(A run of records)
***

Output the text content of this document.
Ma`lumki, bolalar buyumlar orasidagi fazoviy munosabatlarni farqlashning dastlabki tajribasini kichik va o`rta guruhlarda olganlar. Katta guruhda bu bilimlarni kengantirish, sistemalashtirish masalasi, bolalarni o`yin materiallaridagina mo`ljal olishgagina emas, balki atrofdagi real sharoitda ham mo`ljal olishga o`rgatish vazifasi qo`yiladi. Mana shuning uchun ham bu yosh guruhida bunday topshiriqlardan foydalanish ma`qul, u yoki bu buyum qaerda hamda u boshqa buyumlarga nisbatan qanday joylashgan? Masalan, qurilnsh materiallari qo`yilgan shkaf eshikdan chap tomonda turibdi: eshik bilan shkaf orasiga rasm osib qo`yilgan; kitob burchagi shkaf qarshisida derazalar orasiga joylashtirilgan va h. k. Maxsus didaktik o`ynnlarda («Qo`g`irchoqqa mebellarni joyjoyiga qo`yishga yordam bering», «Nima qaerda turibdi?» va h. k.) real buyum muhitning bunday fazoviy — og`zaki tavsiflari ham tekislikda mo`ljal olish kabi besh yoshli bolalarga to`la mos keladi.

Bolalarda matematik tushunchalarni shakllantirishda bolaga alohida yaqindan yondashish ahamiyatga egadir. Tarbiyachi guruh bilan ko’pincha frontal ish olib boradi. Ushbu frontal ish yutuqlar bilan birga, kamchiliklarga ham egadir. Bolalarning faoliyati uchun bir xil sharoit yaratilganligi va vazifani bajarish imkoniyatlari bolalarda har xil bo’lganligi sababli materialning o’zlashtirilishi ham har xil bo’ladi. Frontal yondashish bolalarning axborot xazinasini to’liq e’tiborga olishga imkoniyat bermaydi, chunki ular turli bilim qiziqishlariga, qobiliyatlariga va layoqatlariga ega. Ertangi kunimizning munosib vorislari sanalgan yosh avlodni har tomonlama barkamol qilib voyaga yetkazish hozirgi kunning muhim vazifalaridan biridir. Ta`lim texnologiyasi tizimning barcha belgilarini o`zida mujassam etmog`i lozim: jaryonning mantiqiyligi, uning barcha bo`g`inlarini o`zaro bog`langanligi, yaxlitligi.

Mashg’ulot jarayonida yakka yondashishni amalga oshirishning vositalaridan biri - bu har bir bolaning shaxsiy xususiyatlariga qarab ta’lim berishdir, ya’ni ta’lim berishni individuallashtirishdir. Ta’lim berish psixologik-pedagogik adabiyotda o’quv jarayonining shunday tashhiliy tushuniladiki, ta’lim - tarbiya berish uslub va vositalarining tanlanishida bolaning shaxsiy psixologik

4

***

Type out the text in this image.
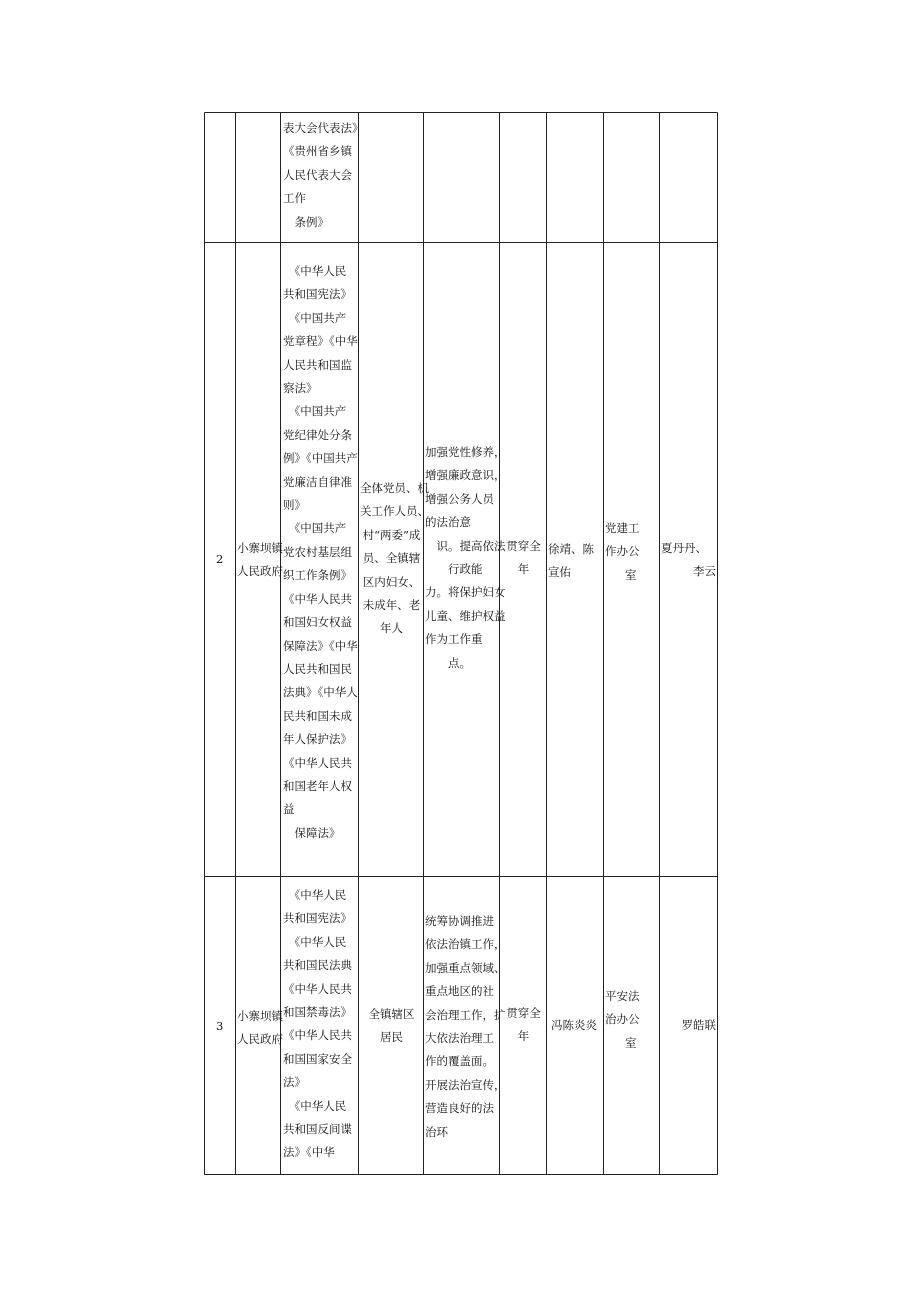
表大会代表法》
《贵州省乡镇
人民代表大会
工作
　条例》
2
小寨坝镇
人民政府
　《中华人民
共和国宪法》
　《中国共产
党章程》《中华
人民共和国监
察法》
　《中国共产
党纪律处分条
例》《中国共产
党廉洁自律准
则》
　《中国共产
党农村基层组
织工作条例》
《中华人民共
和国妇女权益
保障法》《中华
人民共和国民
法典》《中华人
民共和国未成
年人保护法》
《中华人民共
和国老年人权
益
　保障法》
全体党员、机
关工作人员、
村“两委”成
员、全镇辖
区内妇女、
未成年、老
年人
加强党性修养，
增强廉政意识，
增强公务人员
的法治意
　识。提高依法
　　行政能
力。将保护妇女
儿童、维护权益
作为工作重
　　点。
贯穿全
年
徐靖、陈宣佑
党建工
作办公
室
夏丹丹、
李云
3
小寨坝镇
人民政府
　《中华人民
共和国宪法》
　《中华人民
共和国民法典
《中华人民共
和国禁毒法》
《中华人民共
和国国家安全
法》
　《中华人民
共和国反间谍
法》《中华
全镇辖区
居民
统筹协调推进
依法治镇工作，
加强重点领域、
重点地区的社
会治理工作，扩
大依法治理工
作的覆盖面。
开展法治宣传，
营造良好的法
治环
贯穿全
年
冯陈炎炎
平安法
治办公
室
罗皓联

***

_WORK TO DO_
In the listing, how many lines hold "text"? Answer with a bare number.

_ANSWER TO THE EXERCISE_
2